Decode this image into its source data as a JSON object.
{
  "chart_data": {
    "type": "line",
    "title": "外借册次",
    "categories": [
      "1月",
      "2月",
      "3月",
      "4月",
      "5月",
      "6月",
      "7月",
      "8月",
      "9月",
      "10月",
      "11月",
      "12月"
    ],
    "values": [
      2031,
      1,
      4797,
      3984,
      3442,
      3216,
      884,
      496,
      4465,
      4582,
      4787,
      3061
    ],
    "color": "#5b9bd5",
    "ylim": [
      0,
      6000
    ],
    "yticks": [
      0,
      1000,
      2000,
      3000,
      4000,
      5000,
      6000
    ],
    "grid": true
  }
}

--------

Task directions:
Give the data again, exactly as it stands.

Solved problem:
Decode this image into its source data as a JSON object.
{
  "chart_data": {
    "type": "line",
    "title": "外借册次",
    "categories": [
      "1月",
      "2月",
      "3月",
      "4月",
      "5月",
      "6月",
      "7月",
      "8月",
      "9月",
      "10月",
      "11月",
      "12月"
    ],
    "values": [
      2031,
      1,
      4797,
      3984,
      3442,
      3216,
      884,
      496,
      4465,
      4582,
      4787,
      3061
    ],
    "color": "#5b9bd5",
    "ylim": [
      0,
      6000
    ],
    "yticks": [
      0,
      1000,
      2000,
      3000,
      4000,
      5000,
      6000
    ],
    "grid": true
  }
}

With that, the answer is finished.